_Short problem_.
Write the data out again, exactly as given.
-- begin Records supplied --
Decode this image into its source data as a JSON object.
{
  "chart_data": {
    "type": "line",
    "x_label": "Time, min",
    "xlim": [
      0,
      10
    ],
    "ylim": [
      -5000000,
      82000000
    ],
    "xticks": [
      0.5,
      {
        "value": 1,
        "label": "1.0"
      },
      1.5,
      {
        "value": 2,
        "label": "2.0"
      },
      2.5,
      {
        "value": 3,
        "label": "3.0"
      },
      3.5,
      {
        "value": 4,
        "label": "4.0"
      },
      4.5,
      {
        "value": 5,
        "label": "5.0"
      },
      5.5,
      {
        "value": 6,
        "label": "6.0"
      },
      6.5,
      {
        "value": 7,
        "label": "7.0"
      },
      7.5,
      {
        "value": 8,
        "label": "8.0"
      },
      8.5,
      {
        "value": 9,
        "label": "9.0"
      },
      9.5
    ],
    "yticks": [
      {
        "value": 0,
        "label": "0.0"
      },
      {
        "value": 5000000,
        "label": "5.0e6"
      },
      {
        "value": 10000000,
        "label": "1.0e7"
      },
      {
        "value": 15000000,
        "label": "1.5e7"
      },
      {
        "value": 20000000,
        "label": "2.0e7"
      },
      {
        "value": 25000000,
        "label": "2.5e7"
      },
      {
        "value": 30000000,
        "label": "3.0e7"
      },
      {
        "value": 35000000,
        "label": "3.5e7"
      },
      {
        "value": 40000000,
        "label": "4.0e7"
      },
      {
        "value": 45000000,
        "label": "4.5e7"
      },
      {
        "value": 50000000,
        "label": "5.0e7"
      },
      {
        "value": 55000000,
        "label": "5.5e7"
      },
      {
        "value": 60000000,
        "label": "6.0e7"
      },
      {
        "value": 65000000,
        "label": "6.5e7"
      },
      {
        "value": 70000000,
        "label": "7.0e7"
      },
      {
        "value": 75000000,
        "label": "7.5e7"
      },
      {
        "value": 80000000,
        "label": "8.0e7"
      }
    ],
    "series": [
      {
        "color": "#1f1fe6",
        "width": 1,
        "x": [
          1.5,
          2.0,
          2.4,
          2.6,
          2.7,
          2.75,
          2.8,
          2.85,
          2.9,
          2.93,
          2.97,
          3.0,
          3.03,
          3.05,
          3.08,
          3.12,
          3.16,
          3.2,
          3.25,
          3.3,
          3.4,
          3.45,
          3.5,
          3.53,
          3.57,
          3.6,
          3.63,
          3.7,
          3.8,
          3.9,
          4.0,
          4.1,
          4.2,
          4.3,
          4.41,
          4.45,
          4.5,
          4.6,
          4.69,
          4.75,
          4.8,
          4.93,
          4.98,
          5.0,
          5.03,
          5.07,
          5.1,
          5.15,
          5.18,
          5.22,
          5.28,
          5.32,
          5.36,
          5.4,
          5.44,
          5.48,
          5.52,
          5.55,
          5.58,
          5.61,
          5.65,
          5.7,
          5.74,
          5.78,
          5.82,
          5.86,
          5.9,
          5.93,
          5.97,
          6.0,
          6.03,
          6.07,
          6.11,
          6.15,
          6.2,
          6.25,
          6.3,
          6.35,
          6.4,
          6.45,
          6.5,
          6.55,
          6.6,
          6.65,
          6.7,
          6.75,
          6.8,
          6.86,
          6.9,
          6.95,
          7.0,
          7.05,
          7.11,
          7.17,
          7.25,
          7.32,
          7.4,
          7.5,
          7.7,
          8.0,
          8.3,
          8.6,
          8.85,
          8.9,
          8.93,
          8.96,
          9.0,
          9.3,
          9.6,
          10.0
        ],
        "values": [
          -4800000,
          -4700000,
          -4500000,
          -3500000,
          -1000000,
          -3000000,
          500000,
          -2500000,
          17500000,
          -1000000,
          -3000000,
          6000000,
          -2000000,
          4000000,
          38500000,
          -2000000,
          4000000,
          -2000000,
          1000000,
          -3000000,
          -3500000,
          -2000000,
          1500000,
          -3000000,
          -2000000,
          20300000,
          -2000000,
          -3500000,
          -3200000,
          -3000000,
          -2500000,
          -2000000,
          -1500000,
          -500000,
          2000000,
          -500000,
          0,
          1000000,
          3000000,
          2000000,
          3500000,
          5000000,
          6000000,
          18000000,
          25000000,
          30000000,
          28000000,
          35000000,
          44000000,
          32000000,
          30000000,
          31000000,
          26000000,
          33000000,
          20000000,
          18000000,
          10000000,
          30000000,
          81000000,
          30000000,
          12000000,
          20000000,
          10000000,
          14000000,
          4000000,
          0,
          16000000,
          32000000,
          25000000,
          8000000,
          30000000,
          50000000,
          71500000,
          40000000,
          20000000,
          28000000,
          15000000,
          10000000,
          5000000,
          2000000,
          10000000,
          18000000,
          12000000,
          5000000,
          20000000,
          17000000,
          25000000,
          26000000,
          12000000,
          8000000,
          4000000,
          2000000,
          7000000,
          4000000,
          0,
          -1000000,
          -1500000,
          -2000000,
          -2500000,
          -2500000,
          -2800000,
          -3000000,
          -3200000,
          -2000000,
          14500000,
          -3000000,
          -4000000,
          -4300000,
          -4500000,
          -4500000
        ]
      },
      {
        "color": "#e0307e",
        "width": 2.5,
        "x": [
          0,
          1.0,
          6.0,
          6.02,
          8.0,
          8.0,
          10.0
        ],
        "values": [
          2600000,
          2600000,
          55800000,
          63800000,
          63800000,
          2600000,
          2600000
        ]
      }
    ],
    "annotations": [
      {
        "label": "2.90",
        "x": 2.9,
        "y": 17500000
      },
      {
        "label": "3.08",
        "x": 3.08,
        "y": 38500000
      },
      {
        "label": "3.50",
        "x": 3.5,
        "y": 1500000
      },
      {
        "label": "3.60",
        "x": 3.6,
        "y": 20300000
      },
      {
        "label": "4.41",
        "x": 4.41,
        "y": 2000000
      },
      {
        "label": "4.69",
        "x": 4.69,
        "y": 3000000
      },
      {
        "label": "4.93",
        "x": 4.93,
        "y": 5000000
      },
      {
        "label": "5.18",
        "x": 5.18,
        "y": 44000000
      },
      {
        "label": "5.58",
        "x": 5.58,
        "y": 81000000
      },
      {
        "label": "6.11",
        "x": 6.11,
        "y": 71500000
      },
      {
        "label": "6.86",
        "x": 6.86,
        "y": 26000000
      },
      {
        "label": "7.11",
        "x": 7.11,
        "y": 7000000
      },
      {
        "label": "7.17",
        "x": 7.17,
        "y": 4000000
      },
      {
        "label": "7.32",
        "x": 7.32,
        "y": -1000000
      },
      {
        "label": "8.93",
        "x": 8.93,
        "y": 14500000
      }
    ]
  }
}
-- end Records supplied --
_Solution below_.
Decode this image into its source data as a JSON object.
{
  "chart_data": {
    "type": "line",
    "x_label": "Time, min",
    "xlim": [
      0,
      10
    ],
    "ylim": [
      -5000000,
      82000000
    ],
    "xticks": [
      0.5,
      {
        "value": 1,
        "label": "1.0"
      },
      1.5,
      {
        "value": 2,
        "label": "2.0"
      },
      2.5,
      {
        "value": 3,
        "label": "3.0"
      },
      3.5,
      {
        "value": 4,
        "label": "4.0"
      },
      4.5,
      {
        "value": 5,
        "label": "5.0"
      },
      5.5,
      {
        "value": 6,
        "label": "6.0"
      },
      6.5,
      {
        "value": 7,
        "label": "7.0"
      },
      7.5,
      {
        "value": 8,
        "label": "8.0"
      },
      8.5,
      {
        "value": 9,
        "label": "9.0"
      },
      9.5
    ],
    "yticks": [
      {
        "value": 0,
        "label": "0.0"
      },
      {
        "value": 5000000,
        "label": "5.0e6"
      },
      {
        "value": 10000000,
        "label": "1.0e7"
      },
      {
        "value": 15000000,
        "label": "1.5e7"
      },
      {
        "value": 20000000,
        "label": "2.0e7"
      },
      {
        "value": 25000000,
        "label": "2.5e7"
      },
      {
        "value": 30000000,
        "label": "3.0e7"
      },
      {
        "value": 35000000,
        "label": "3.5e7"
      },
      {
        "value": 40000000,
        "label": "4.0e7"
      },
      {
        "value": 45000000,
        "label": "4.5e7"
      },
      {
        "value": 50000000,
        "label": "5.0e7"
      },
      {
        "value": 55000000,
        "label": "5.5e7"
      },
      {
        "value": 60000000,
        "label": "6.0e7"
      },
      {
        "value": 65000000,
        "label": "6.5e7"
      },
      {
        "value": 70000000,
        "label": "7.0e7"
      },
      {
        "value": 75000000,
        "label": "7.5e7"
      },
      {
        "value": 80000000,
        "label": "8.0e7"
      }
    ],
    "series": [
      {
        "color": "#1f1fe6",
        "width": 1,
        "x": [
          1.5,
          2.0,
          2.4,
          2.6,
          2.7,
          2.75,
          2.8,
          2.85,
          2.9,
          2.93,
          2.97,
          3.0,
          3.03,
          3.05,
          3.08,
          3.12,
          3.16,
          3.2,
          3.25,
          3.3,
          3.4,
          3.45,
          3.5,
          3.53,
          3.57,
          3.6,
          3.63,
          3.7,
          3.8,
          3.9,
          4.0,
          4.1,
          4.2,
          4.3,
          4.41,
          4.45,
          4.5,
          4.6,
          4.69,
          4.75,
          4.8,
          4.93,
          4.98,
          5.0,
          5.03,
          5.07,
          5.1,
          5.15,
          5.18,
          5.22,
          5.28,
          5.32,
          5.36,
          5.4,
          5.44,
          5.48,
          5.52,
          5.55,
          5.58,
          5.61,
          5.65,
          5.7,
          5.74,
          5.78,
          5.82,
          5.86,
          5.9,
          5.93,
          5.97,
          6.0,
          6.03,
          6.07,
          6.11,
          6.15,
          6.2,
          6.25,
          6.3,
          6.35,
          6.4,
          6.45,
          6.5,
          6.55,
          6.6,
          6.65,
          6.7,
          6.75,
          6.8,
          6.86,
          6.9,
          6.95,
          7.0,
          7.05,
          7.11,
          7.17,
          7.25,
          7.32,
          7.4,
          7.5,
          7.7,
          8.0,
          8.3,
          8.6,
          8.85,
          8.9,
          8.93,
          8.96,
          9.0,
          9.3,
          9.6,
          10.0
        ],
        "values": [
          -4800000,
          -4700000,
          -4500000,
          -3500000,
          -1000000,
          -3000000,
          500000,
          -2500000,
          17500000,
          -1000000,
          -3000000,
          6000000,
          -2000000,
          4000000,
          38500000,
          -2000000,
          4000000,
          -2000000,
          1000000,
          -3000000,
          -3500000,
          -2000000,
          1500000,
          -3000000,
          -2000000,
          20300000,
          -2000000,
          -3500000,
          -3200000,
          -3000000,
          -2500000,
          -2000000,
          -1500000,
          -500000,
          2000000,
          -500000,
          0,
          1000000,
          3000000,
          2000000,
          3500000,
          5000000,
          6000000,
          18000000,
          25000000,
          30000000,
          28000000,
          35000000,
          44000000,
          32000000,
          30000000,
          31000000,
          26000000,
          33000000,
          20000000,
          18000000,
          10000000,
          30000000,
          81000000,
          30000000,
          12000000,
          20000000,
          10000000,
          14000000,
          4000000,
          0,
          16000000,
          32000000,
          25000000,
          8000000,
          30000000,
          50000000,
          71500000,
          40000000,
          20000000,
          28000000,
          15000000,
          10000000,
          5000000,
          2000000,
          10000000,
          18000000,
          12000000,
          5000000,
          20000000,
          17000000,
          25000000,
          26000000,
          12000000,
          8000000,
          4000000,
          2000000,
          7000000,
          4000000,
          0,
          -1000000,
          -1500000,
          -2000000,
          -2500000,
          -2500000,
          -2800000,
          -3000000,
          -3200000,
          -2000000,
          14500000,
          -3000000,
          -4000000,
          -4300000,
          -4500000,
          -4500000
        ]
      },
      {
        "color": "#e0307e",
        "width": 2.5,
        "x": [
          0,
          1.0,
          6.0,
          6.02,
          8.0,
          8.0,
          10.0
        ],
        "values": [
          2600000,
          2600000,
          55800000,
          63800000,
          63800000,
          2600000,
          2600000
        ]
      }
    ],
    "annotations": [
      {
        "label": "2.90",
        "x": 2.9,
        "y": 17500000
      },
      {
        "label": "3.08",
        "x": 3.08,
        "y": 38500000
      },
      {
        "label": "3.50",
        "x": 3.5,
        "y": 1500000
      },
      {
        "label": "3.60",
        "x": 3.6,
        "y": 20300000
      },
      {
        "label": "4.41",
        "x": 4.41,
        "y": 2000000
      },
      {
        "label": "4.69",
        "x": 4.69,
        "y": 3000000
      },
      {
        "label": "4.93",
        "x": 4.93,
        "y": 5000000
      },
      {
        "label": "5.18",
        "x": 5.18,
        "y": 44000000
      },
      {
        "label": "5.58",
        "x": 5.58,
        "y": 81000000
      },
      {
        "label": "6.11",
        "x": 6.11,
        "y": 71500000
      },
      {
        "label": "6.86",
        "x": 6.86,
        "y": 26000000
      },
      {
        "label": "7.11",
        "x": 7.11,
        "y": 7000000
      },
      {
        "label": "7.17",
        "x": 7.17,
        "y": 4000000
      },
      {
        "label": "7.32",
        "x": 7.32,
        "y": -1000000
      },
      {
        "label": "8.93",
        "x": 8.93,
        "y": 14500000
      }
    ]
  }
}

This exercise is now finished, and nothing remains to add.